== WHAT IS EXPECTED ==
Give only the number of lines where "Concentration" occurs.

═══

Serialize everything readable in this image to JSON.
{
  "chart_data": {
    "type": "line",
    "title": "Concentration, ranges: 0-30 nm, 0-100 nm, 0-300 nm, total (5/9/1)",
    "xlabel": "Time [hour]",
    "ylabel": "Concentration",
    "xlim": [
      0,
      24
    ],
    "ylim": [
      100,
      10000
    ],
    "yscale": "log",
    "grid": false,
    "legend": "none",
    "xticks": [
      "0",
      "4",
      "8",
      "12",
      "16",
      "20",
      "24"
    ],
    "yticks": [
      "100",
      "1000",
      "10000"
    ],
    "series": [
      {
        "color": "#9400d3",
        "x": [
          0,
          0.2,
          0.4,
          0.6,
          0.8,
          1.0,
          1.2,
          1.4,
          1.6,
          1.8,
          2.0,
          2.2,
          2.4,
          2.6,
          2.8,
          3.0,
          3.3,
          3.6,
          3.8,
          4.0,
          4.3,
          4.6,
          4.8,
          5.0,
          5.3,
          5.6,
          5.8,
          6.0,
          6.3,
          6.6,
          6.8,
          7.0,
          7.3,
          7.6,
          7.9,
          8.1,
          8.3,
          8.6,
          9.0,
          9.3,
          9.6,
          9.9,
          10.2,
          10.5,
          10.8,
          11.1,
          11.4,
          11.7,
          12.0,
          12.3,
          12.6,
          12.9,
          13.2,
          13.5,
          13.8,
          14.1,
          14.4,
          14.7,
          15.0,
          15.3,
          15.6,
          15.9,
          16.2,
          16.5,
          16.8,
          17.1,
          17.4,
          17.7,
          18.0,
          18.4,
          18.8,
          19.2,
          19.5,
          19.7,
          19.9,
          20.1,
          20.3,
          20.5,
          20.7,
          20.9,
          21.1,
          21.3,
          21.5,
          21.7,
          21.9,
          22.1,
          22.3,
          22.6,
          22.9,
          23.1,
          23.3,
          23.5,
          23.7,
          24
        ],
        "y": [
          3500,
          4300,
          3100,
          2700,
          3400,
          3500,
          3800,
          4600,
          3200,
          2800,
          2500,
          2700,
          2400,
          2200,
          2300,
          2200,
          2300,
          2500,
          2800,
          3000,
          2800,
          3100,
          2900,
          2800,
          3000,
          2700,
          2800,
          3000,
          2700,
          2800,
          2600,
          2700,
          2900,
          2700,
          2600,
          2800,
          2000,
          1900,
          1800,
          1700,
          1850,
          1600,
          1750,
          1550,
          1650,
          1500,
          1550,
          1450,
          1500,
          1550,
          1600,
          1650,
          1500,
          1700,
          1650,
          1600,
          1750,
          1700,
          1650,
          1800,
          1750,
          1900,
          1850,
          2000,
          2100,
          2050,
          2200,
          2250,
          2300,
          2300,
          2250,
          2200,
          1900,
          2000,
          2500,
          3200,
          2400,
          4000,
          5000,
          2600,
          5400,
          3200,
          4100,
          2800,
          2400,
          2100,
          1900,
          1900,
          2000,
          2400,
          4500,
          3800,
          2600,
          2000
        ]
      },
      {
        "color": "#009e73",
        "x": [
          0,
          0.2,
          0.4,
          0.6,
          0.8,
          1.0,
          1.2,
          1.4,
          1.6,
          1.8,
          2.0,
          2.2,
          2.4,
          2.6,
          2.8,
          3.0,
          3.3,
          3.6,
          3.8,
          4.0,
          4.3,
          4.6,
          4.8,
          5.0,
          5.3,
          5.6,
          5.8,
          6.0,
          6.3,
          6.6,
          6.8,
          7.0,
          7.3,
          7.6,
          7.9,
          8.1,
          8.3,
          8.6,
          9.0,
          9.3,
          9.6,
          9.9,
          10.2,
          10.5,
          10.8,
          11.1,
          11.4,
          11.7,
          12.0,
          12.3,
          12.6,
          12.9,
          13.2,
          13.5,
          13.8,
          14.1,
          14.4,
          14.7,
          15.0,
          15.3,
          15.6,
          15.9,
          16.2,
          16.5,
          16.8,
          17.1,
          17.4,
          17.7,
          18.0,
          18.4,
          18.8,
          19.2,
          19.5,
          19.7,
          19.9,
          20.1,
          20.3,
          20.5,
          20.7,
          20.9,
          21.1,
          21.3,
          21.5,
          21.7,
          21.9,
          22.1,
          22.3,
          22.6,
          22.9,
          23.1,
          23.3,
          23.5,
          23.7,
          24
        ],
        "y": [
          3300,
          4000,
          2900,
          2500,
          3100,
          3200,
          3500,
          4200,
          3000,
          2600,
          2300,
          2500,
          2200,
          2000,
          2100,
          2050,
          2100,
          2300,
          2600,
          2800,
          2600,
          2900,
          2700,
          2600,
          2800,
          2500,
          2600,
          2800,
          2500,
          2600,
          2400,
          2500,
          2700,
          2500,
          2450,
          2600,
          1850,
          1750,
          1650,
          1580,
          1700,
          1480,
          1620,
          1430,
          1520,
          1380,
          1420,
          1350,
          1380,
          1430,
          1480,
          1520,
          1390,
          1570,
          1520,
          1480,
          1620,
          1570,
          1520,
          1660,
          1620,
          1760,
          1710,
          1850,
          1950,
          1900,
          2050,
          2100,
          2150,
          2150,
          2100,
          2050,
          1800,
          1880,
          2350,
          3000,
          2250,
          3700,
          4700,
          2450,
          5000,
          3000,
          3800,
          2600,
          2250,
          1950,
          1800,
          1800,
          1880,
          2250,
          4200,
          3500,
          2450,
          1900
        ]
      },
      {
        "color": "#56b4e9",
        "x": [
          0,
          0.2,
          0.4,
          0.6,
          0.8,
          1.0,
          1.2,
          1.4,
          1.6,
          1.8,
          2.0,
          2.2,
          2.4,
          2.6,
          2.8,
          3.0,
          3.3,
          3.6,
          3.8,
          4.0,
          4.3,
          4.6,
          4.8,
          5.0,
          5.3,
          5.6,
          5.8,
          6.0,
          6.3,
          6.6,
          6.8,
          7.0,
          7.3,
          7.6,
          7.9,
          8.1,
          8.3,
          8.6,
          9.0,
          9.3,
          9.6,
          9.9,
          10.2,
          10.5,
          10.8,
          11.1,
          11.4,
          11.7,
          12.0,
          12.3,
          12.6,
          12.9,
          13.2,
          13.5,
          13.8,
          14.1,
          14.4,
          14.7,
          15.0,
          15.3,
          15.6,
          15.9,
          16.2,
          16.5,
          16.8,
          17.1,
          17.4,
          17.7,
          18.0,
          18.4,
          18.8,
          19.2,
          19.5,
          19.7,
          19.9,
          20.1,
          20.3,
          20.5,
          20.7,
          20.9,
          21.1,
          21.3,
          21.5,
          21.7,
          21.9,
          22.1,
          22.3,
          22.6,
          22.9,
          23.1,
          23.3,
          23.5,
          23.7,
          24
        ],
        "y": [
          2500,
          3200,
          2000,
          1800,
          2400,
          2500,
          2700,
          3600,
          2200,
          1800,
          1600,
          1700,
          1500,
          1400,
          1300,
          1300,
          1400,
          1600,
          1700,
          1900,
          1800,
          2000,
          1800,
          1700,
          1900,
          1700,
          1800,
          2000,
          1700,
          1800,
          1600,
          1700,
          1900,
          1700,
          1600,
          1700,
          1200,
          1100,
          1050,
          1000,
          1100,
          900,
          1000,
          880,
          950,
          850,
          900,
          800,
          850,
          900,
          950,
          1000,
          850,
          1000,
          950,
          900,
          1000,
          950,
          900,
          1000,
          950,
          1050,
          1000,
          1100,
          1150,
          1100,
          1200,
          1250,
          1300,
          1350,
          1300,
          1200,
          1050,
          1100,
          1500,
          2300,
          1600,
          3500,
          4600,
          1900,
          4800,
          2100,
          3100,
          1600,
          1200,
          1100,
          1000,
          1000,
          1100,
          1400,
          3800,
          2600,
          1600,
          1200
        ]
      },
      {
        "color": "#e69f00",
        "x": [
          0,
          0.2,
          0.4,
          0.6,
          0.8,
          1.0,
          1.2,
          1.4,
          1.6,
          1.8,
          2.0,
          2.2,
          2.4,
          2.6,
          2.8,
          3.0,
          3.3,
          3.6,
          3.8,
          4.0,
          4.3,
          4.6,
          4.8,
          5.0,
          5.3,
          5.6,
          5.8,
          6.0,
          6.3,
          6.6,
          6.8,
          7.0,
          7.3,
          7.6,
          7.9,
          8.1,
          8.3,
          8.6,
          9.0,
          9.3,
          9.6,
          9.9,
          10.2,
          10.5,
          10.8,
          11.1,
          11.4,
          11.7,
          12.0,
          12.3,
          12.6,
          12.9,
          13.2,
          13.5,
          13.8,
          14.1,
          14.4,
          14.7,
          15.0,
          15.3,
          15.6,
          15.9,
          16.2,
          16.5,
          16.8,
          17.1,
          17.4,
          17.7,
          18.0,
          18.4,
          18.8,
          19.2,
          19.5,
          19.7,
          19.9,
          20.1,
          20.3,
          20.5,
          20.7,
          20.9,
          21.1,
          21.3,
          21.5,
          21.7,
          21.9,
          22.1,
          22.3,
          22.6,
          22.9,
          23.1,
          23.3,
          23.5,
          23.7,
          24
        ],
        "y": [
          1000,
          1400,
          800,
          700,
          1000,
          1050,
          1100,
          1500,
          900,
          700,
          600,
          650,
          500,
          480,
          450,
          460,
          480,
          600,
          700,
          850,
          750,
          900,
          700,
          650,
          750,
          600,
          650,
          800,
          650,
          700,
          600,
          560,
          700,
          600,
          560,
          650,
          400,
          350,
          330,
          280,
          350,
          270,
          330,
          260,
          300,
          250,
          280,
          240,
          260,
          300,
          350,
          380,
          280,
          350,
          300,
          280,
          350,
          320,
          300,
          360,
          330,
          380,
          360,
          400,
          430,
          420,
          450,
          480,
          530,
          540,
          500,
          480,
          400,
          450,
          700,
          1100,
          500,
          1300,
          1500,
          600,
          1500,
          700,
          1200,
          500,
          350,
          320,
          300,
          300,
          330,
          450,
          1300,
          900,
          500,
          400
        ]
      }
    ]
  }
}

═══

== PROBLEM SOLUTION ==
2